## Task requirements
Pick out each line containing the string "grid".

################

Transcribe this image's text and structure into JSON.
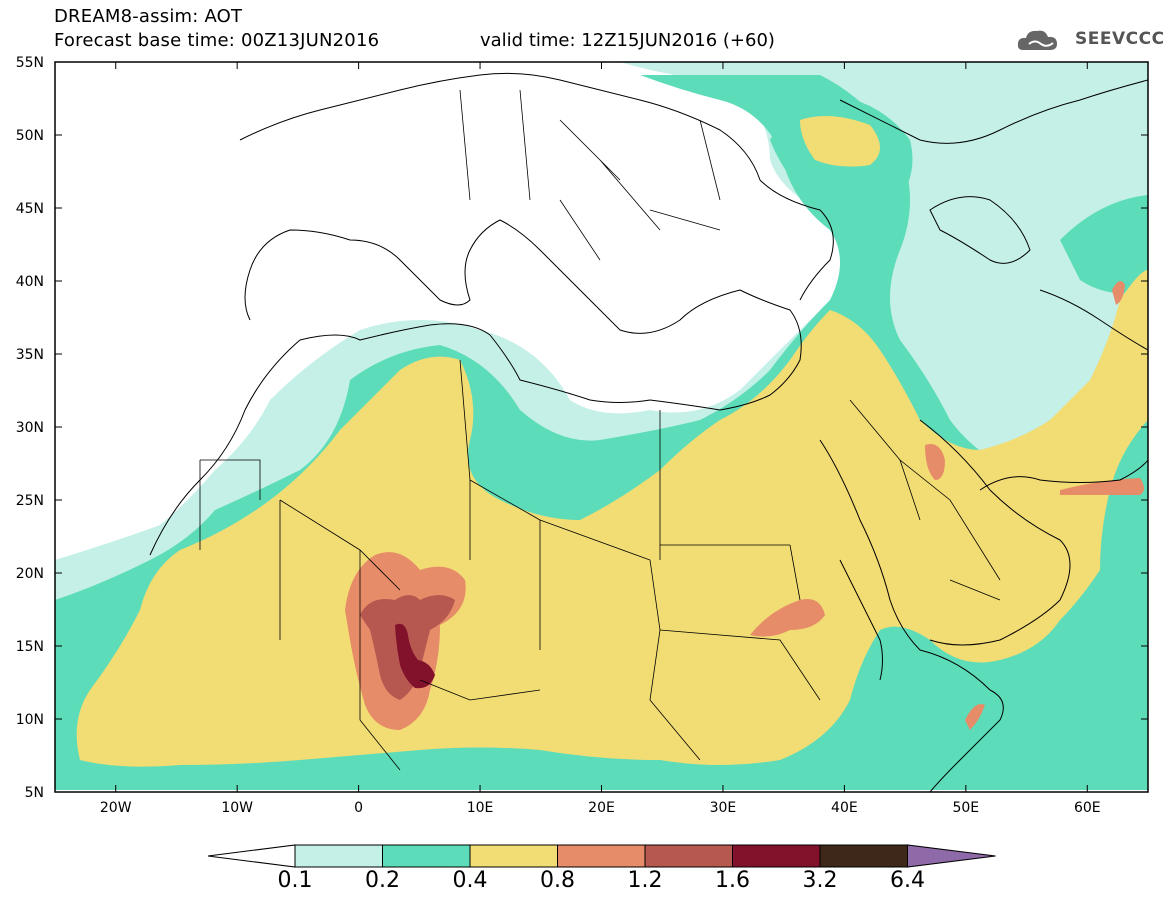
{
  "header": {
    "title": "DREAM8-assim: AOT",
    "forecast": "Forecast base time: 00Z13JUN2016",
    "valid": "valid time: 12Z15JUN2016 (+60)",
    "logo": "SEEVCCC"
  },
  "map": {
    "lat_labels": [
      "55N",
      "50N",
      "45N",
      "40N",
      "35N",
      "30N",
      "25N",
      "20N",
      "15N",
      "10N",
      "5N"
    ],
    "lon_labels": [
      "20W",
      "10W",
      "0",
      "10E",
      "20E",
      "30E",
      "40E",
      "50E",
      "60E"
    ],
    "lat_range": [
      5,
      55
    ],
    "lon_range": [
      -25,
      65
    ],
    "projection": "cylindrical",
    "colors": {
      "c01": "#c4f0e8",
      "c02": "#5ddcba",
      "c04": "#f2dc74",
      "c08": "#e68c68",
      "c12": "#b75850",
      "c16": "#82112b",
      "c32": "#3d2819",
      "c64": "#8e6aa8"
    }
  },
  "colorbar": {
    "labels": [
      "0.1",
      "0.2",
      "0.4",
      "0.8",
      "1.2",
      "1.6",
      "3.2",
      "6.4"
    ],
    "colors": [
      "#ffffff",
      "#c4f0e8",
      "#5ddcba",
      "#f2dc74",
      "#e68c68",
      "#b75850",
      "#82112b",
      "#3d2819",
      "#8e6aa8"
    ]
  }
}
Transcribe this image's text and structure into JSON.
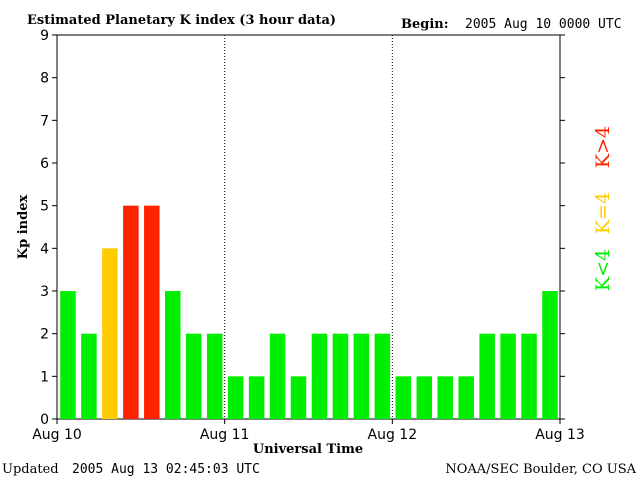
{
  "header": {
    "title": "Estimated Planetary K index (3 hour data)",
    "begin_label": "Begin:",
    "begin_value": "2005 Aug 10 0000 UTC"
  },
  "footer": {
    "updated_label": "Updated",
    "updated_value": "2005 Aug 13 02:45:03 UTC",
    "source": "NOAA/SEC Boulder, CO USA"
  },
  "legend": [
    {
      "label": "K<4",
      "color": "#00ee00"
    },
    {
      "label": "K=4",
      "color": "#ffcc00"
    },
    {
      "label": "K>4",
      "color": "#ff2200"
    }
  ],
  "chart_data": {
    "type": "bar",
    "title": "Estimated Planetary K index (3 hour data)",
    "xlabel": "Universal Time",
    "ylabel": "Kp index",
    "ylim": [
      0,
      9
    ],
    "yticks": [
      0,
      1,
      2,
      3,
      4,
      5,
      6,
      7,
      8,
      9
    ],
    "x_tick_labels": [
      "Aug 10",
      "Aug 11",
      "Aug 12",
      "Aug 13"
    ],
    "day_dividers": "dotted",
    "values": [
      3,
      2,
      4,
      5,
      5,
      3,
      2,
      2,
      1,
      1,
      2,
      1,
      2,
      2,
      2,
      2,
      1,
      1,
      1,
      1,
      2,
      2,
      2,
      3
    ],
    "colors": {
      "below_4": "#00ee00",
      "equal_4": "#ffcc00",
      "above_4": "#ff2200"
    }
  }
}
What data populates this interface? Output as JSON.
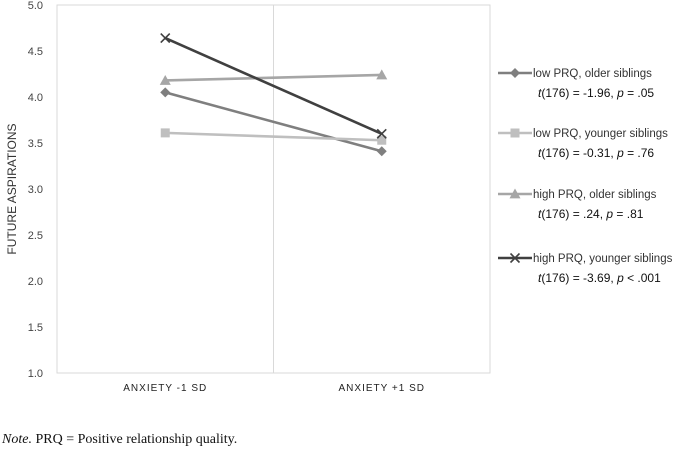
{
  "chart_data": {
    "type": "line",
    "ylabel": "FUTURE ASPIRATIONS",
    "xlabel": "",
    "ylim": [
      1.0,
      5.0
    ],
    "yticks": [
      "1.0",
      "1.5",
      "2.0",
      "2.5",
      "3.0",
      "3.5",
      "4.0",
      "4.5",
      "5.0"
    ],
    "categories": [
      "ANXIETY -1 SD",
      "ANXIETY +1 SD"
    ],
    "grid": "vertical divider between categories",
    "legend_position": "right",
    "series": [
      {
        "name": "low PRQ, older siblings",
        "values": [
          4.05,
          3.41
        ],
        "marker": "diamond",
        "color": "#7f7f7f",
        "stat": {
          "t": "t",
          "df": "(176) = -1.96, ",
          "p": "p",
          "rest": " = .05"
        }
      },
      {
        "name": "low PRQ, younger siblings",
        "values": [
          3.61,
          3.53
        ],
        "marker": "square",
        "color": "#bfbfbf",
        "stat": {
          "t": "t",
          "df": "(176) = -0.31, ",
          "p": "p",
          "rest": " = .76"
        }
      },
      {
        "name": "high PRQ, older siblings",
        "values": [
          4.18,
          4.24
        ],
        "marker": "triangle",
        "color": "#a6a6a6",
        "stat": {
          "t": "t",
          "df": "(176) = .24, ",
          "p": "p",
          "rest": " = .81"
        }
      },
      {
        "name": "high PRQ, younger siblings",
        "values": [
          4.64,
          3.6
        ],
        "marker": "x",
        "color": "#404040",
        "stat": {
          "t": "t",
          "df": "(176) = -3.69, ",
          "p": "p",
          "rest": " < .001"
        }
      }
    ]
  },
  "note": {
    "label": "Note.",
    "text": " PRQ = Positive relationship quality."
  }
}
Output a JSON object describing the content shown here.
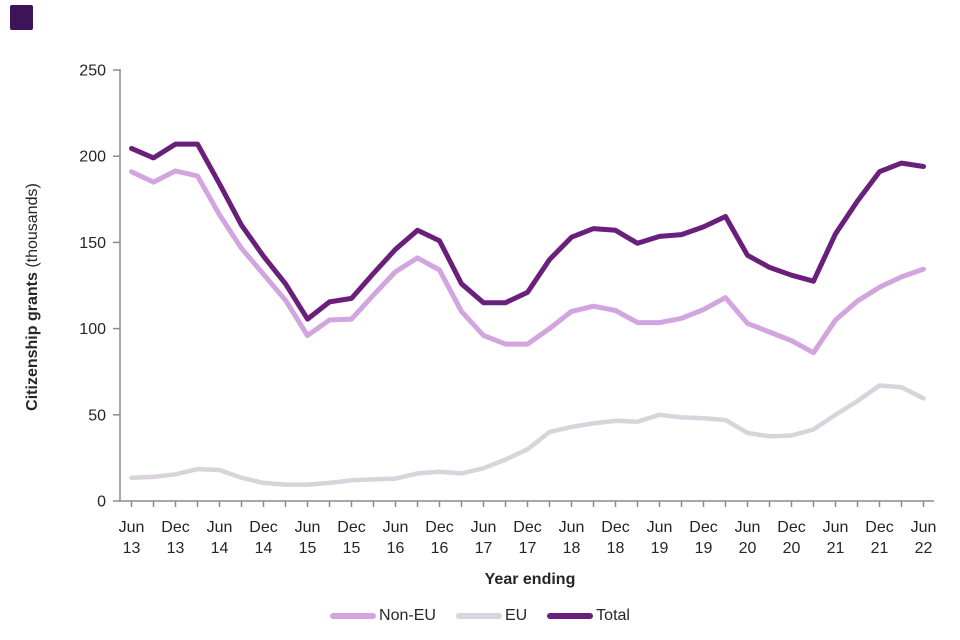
{
  "brand": {
    "logo_color": "#3e1458"
  },
  "axes": {
    "y_title_bold": "Citizenship grants",
    "y_title_regular": " (thousands)",
    "x_title": "Year ending"
  },
  "legend": {
    "items": [
      {
        "label": "Non-EU",
        "color": "#d3a5de"
      },
      {
        "label": "EU",
        "color": "#d9d3dc"
      },
      {
        "label": "Total",
        "color": "#6a1f7b"
      }
    ]
  },
  "chart_data": {
    "type": "line",
    "title": "",
    "xlabel": "Year ending",
    "ylabel": "Citizenship grants (thousands)",
    "ylim": [
      0,
      250
    ],
    "y_ticks": [
      0,
      50,
      100,
      150,
      200,
      250
    ],
    "grid": false,
    "legend_position": "bottom",
    "x": [
      "Jun 13",
      "Sep 13",
      "Dec 13",
      "Mar 14",
      "Jun 14",
      "Sep 14",
      "Dec 14",
      "Mar 15",
      "Jun 15",
      "Sep 15",
      "Dec 15",
      "Mar 16",
      "Jun 16",
      "Sep 16",
      "Dec 16",
      "Mar 17",
      "Jun 17",
      "Sep 17",
      "Dec 17",
      "Mar 18",
      "Jun 18",
      "Sep 18",
      "Dec 18",
      "Mar 19",
      "Jun 19",
      "Sep 19",
      "Dec 19",
      "Mar 20",
      "Jun 20",
      "Sep 20",
      "Dec 20",
      "Mar 21",
      "Jun 21",
      "Sep 21",
      "Dec 21",
      "Mar 22",
      "Jun 22"
    ],
    "x_axis_labels_shown": [
      "Jun 13",
      "Dec 13",
      "Jun 14",
      "Dec 14",
      "Jun 15",
      "Dec 15",
      "Jun 16",
      "Dec 16",
      "Jun 17",
      "Dec 17",
      "Jun 18",
      "Dec 18",
      "Jun 19",
      "Dec 19",
      "Jun 20",
      "Dec 20",
      "Jun 21",
      "Dec 21",
      "Jun 22"
    ],
    "series": [
      {
        "name": "Non-EU",
        "color": "#d3a5de",
        "values": [
          191,
          185,
          191.5,
          188.5,
          166,
          146.5,
          131.5,
          116.5,
          96,
          105,
          105.5,
          119.5,
          133,
          141,
          134,
          110,
          96,
          91,
          91,
          100,
          110,
          113,
          110.5,
          103.5,
          103.5,
          106,
          111,
          118,
          103,
          98,
          93,
          86,
          105,
          116,
          124,
          130,
          134.5
        ]
      },
      {
        "name": "EU",
        "color": "#d9d3dc",
        "values": [
          13.5,
          14,
          15.5,
          18.5,
          18,
          13.5,
          10.5,
          9.5,
          9.5,
          10.5,
          12,
          12.5,
          13,
          16,
          17,
          16,
          19,
          24,
          30,
          40,
          43,
          45,
          46.5,
          46,
          50,
          48.5,
          48,
          47,
          39.5,
          37.5,
          38,
          41.5,
          50,
          58,
          67,
          66,
          59.5
        ]
      },
      {
        "name": "Total",
        "color": "#6a1f7b",
        "values": [
          204.5,
          199,
          207,
          207,
          184,
          160,
          142,
          126,
          105.5,
          115.5,
          117.5,
          132,
          146,
          157,
          151,
          126,
          115,
          115,
          121,
          140,
          153,
          158,
          157,
          149.5,
          153.5,
          154.5,
          159,
          165,
          142.5,
          135.5,
          131,
          127.5,
          155,
          174,
          191,
          196,
          194
        ]
      }
    ]
  }
}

################

## Final answer
    "grid": "vertical divider between categories",
    "grid": false,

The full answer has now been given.